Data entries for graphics
- - - - -
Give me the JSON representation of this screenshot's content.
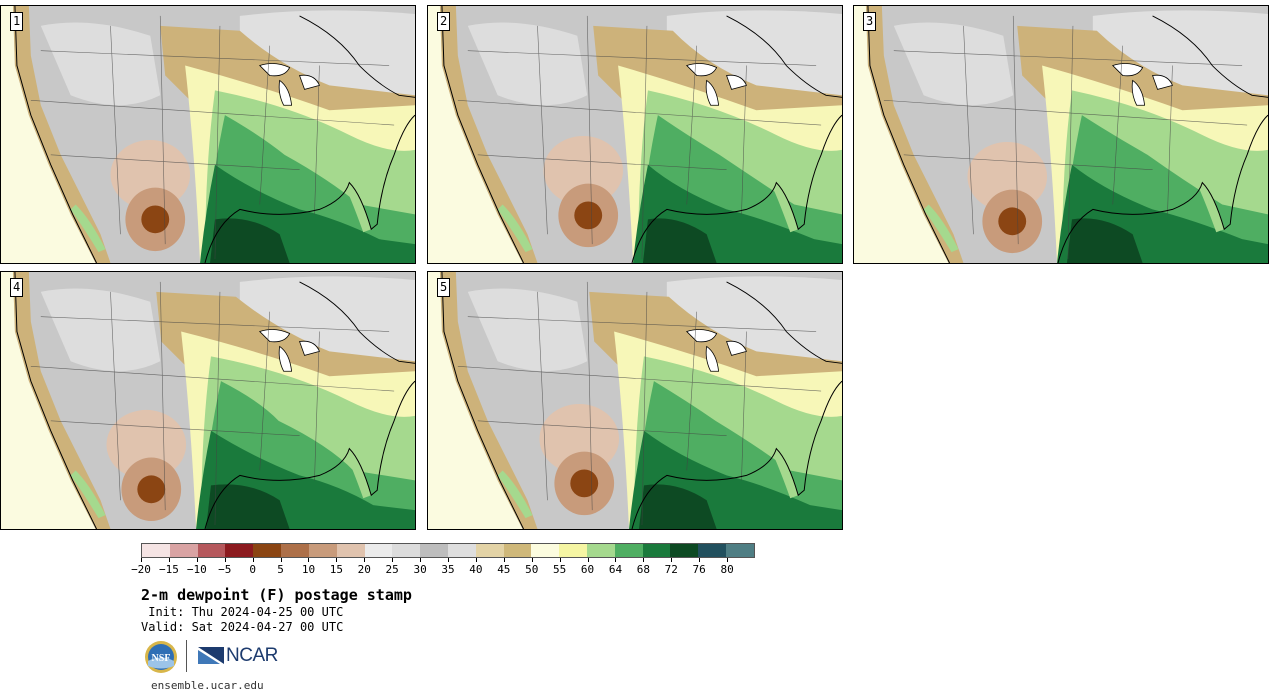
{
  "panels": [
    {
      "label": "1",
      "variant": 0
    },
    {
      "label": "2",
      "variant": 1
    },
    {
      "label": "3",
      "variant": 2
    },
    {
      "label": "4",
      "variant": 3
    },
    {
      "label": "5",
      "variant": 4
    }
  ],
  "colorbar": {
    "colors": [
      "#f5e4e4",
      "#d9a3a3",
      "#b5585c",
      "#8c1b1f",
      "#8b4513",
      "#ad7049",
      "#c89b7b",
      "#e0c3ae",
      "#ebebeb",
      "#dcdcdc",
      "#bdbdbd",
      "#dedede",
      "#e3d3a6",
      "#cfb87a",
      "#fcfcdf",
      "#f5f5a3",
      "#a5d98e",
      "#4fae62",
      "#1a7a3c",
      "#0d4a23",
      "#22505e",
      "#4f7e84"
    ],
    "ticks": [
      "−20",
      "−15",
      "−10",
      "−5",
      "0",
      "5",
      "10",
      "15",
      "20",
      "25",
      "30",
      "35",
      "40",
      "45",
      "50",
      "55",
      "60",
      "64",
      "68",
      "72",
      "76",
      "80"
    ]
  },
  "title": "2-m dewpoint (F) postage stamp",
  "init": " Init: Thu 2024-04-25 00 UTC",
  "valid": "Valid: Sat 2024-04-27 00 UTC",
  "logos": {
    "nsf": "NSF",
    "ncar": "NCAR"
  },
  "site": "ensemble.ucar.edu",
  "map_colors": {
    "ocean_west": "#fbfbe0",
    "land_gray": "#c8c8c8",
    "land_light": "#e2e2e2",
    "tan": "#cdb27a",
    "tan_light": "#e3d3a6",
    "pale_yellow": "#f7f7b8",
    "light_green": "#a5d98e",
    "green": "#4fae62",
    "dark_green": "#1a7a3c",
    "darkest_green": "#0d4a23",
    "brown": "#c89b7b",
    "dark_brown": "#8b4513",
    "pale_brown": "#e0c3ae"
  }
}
- - - - -
**Request**
Pictures are to be left out; repeat all the remaining data exactly.

**The solution**
Give me the JSON representation of this screenshot's content.
{
  "panels": [
    {
      "label": "1",
      "variant": 0
    },
    {
      "label": "2",
      "variant": 1
    },
    {
      "label": "3",
      "variant": 2
    },
    {
      "label": "4",
      "variant": 3
    },
    {
      "label": "5",
      "variant": 4
    }
  ],
  "colorbar": {
    "colors": [
      "#f5e4e4",
      "#d9a3a3",
      "#b5585c",
      "#8c1b1f",
      "#8b4513",
      "#ad7049",
      "#c89b7b",
      "#e0c3ae",
      "#ebebeb",
      "#dcdcdc",
      "#bdbdbd",
      "#dedede",
      "#e3d3a6",
      "#cfb87a",
      "#fcfcdf",
      "#f5f5a3",
      "#a5d98e",
      "#4fae62",
      "#1a7a3c",
      "#0d4a23",
      "#22505e",
      "#4f7e84"
    ],
    "ticks": [
      "−20",
      "−15",
      "−10",
      "−5",
      "0",
      "5",
      "10",
      "15",
      "20",
      "25",
      "30",
      "35",
      "40",
      "45",
      "50",
      "55",
      "60",
      "64",
      "68",
      "72",
      "76",
      "80"
    ]
  },
  "title": "2-m dewpoint (F) postage stamp",
  "init": " Init: Thu 2024-04-25 00 UTC",
  "valid": "Valid: Sat 2024-04-27 00 UTC",
  "logos": {
    "nsf": "NSF",
    "ncar": "NCAR"
  },
  "site": "ensemble.ucar.edu",
  "map_colors": {
    "ocean_west": "#fbfbe0",
    "land_gray": "#c8c8c8",
    "land_light": "#e2e2e2",
    "tan": "#cdb27a",
    "tan_light": "#e3d3a6",
    "pale_yellow": "#f7f7b8",
    "light_green": "#a5d98e",
    "green": "#4fae62",
    "dark_green": "#1a7a3c",
    "darkest_green": "#0d4a23",
    "brown": "#c89b7b",
    "dark_brown": "#8b4513",
    "pale_brown": "#e0c3ae"
  }
}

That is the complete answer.